WHAT TO WORK ON -> Your task is to copy each line that has the word "screenshot".

########################################

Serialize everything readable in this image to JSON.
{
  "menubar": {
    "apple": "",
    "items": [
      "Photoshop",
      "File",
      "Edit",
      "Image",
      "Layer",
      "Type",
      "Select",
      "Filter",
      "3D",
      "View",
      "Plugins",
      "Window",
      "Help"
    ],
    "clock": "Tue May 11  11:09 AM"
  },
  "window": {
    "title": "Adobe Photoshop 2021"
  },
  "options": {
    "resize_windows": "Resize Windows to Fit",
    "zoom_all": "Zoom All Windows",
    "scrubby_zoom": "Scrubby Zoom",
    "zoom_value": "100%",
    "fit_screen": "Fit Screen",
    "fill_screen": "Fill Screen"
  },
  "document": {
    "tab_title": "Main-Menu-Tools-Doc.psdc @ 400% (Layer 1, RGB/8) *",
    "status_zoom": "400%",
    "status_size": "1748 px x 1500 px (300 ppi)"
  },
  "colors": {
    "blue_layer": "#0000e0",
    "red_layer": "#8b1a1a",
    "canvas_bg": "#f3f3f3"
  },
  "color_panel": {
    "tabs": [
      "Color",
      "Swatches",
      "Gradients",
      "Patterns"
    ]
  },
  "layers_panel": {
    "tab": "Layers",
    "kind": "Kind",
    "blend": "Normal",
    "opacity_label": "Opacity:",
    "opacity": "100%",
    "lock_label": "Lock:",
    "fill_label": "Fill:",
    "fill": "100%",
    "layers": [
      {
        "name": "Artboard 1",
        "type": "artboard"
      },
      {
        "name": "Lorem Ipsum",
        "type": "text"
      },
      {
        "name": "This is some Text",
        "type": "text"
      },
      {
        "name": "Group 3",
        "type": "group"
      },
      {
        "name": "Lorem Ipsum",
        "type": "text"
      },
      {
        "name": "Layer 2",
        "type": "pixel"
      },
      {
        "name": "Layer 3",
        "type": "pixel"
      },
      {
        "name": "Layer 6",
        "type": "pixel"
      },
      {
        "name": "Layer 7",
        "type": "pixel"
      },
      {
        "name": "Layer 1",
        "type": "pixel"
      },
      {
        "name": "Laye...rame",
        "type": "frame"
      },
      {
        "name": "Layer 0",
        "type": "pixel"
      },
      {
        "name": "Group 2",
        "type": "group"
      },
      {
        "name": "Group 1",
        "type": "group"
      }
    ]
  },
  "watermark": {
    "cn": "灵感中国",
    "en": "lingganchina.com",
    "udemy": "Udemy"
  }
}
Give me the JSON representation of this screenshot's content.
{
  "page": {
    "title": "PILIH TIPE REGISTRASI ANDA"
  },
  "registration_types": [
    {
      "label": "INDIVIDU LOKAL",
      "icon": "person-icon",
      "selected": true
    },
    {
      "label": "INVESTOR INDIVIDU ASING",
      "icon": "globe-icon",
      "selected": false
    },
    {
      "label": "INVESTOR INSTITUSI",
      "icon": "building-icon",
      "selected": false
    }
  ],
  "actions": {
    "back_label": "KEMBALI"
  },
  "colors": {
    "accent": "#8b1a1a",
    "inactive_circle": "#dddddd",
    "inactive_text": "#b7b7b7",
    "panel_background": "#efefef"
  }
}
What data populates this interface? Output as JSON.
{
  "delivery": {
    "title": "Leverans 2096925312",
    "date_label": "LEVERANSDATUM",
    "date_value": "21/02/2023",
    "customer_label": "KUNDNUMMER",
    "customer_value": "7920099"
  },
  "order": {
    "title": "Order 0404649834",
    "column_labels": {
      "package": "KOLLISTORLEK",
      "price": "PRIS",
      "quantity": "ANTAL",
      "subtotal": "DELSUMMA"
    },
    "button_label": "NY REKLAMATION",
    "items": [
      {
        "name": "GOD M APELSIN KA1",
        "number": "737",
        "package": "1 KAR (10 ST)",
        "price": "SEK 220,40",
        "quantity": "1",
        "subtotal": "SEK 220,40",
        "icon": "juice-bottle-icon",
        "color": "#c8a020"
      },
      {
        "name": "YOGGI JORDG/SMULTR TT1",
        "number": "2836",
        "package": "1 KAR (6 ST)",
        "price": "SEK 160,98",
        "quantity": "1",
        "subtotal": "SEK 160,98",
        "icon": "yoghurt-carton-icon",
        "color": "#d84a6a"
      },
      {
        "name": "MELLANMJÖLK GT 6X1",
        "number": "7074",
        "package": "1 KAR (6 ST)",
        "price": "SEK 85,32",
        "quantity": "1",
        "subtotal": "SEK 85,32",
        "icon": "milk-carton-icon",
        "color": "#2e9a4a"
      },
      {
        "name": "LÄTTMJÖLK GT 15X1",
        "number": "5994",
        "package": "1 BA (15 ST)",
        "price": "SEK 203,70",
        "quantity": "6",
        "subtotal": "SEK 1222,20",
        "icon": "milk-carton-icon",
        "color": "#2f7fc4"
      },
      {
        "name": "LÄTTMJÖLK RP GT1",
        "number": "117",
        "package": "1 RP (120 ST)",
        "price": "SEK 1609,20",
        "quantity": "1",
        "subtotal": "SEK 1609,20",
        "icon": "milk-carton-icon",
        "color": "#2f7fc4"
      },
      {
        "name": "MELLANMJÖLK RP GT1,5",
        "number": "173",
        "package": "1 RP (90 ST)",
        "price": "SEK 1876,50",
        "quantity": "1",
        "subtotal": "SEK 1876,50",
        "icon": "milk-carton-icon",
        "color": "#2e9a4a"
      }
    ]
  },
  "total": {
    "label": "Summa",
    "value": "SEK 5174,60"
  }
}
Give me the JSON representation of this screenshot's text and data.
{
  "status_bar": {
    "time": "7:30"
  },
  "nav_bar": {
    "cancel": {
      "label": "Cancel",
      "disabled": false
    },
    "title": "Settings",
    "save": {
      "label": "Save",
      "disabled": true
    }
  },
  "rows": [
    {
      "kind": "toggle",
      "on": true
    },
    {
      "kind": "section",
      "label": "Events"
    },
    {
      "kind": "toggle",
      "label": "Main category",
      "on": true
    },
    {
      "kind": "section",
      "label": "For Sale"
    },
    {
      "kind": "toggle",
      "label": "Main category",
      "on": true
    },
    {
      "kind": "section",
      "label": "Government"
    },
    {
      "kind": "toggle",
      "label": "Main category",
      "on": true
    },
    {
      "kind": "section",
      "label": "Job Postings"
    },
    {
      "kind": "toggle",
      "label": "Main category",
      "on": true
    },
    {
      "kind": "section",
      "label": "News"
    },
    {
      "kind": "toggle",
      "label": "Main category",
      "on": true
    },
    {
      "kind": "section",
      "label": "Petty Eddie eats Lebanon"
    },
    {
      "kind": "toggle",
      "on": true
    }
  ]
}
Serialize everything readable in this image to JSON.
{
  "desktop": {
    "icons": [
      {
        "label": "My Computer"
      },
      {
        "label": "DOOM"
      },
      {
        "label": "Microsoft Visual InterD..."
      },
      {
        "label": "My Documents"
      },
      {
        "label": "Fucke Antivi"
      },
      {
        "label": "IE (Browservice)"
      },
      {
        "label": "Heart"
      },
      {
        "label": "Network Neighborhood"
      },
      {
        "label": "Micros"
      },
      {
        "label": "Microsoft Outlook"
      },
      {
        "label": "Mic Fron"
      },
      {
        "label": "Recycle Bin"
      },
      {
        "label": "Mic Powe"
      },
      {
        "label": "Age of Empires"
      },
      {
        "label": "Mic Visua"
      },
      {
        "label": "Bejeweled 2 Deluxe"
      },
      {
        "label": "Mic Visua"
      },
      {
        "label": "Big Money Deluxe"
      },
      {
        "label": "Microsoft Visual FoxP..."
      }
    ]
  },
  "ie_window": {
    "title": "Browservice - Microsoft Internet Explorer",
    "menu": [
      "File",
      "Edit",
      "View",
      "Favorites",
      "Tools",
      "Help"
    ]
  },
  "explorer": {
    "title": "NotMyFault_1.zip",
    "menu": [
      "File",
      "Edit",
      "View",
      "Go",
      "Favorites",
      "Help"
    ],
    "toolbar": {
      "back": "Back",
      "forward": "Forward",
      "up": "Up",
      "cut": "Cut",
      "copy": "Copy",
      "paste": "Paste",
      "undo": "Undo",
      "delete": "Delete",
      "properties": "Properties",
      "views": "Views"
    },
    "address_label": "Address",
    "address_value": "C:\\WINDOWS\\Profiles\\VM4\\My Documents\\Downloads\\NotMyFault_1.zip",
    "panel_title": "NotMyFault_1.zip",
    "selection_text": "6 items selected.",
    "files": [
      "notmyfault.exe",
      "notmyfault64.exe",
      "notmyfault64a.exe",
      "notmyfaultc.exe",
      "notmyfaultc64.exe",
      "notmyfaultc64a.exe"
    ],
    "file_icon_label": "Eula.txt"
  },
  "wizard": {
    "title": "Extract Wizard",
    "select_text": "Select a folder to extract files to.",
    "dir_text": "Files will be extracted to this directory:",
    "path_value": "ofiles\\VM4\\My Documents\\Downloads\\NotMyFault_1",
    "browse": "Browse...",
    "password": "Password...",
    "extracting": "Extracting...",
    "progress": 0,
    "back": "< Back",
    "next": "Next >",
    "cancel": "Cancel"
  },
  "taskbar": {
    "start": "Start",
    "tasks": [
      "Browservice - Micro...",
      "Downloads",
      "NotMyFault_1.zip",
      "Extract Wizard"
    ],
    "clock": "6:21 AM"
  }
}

########################################

OUTPUT FOR THIS EXERCISE ->
Give me the JSON representation of this screenshot's content.
Give me the JSON representation of this screenshot's text and data.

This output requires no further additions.